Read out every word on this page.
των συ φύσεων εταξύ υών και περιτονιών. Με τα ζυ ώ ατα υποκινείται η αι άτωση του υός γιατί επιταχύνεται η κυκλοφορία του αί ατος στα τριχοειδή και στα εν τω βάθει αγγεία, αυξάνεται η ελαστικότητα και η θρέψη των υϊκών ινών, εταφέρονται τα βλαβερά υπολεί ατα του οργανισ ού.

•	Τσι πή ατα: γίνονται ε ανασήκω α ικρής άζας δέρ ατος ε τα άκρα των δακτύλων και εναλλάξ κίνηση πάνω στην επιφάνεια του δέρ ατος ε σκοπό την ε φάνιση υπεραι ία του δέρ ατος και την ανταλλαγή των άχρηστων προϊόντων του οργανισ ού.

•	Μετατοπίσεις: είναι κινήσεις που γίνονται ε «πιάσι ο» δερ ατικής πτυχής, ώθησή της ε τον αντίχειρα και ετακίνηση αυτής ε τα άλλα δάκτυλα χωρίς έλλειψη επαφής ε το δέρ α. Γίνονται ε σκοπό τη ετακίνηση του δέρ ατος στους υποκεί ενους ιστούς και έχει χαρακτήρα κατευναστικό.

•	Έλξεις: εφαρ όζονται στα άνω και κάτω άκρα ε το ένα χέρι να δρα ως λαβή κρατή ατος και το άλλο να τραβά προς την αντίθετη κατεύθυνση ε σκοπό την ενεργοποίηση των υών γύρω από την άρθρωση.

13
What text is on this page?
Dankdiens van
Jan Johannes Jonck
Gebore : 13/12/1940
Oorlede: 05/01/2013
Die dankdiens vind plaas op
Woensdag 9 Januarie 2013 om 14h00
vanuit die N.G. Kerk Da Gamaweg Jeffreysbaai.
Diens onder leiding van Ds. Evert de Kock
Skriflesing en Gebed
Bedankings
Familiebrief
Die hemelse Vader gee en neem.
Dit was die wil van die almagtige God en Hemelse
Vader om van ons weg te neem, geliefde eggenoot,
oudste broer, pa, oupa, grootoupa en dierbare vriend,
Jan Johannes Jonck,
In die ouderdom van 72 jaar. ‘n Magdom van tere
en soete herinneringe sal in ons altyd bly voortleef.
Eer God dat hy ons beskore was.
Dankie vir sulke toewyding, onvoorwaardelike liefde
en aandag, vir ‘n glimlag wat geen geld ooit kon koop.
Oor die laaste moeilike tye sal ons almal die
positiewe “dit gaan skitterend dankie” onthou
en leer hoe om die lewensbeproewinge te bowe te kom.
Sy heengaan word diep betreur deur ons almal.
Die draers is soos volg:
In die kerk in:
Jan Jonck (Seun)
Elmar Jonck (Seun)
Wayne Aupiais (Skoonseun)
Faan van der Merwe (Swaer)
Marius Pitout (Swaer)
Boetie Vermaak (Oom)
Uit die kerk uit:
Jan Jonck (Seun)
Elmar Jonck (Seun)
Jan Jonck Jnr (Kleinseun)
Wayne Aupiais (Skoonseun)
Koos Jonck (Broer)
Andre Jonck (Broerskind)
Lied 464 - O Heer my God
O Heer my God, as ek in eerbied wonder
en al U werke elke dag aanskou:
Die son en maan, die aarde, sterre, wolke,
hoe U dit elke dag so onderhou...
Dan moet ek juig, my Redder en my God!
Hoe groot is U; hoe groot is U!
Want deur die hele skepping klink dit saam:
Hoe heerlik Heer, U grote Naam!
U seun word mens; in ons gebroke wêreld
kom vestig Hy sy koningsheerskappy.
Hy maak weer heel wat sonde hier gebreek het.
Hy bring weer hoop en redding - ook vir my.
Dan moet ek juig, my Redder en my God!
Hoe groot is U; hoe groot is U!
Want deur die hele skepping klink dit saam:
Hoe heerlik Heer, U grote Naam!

....

#### Task goal
Your answer should be a single number: the count of lines in the data that include the word "page".

#### Output for this exercise
2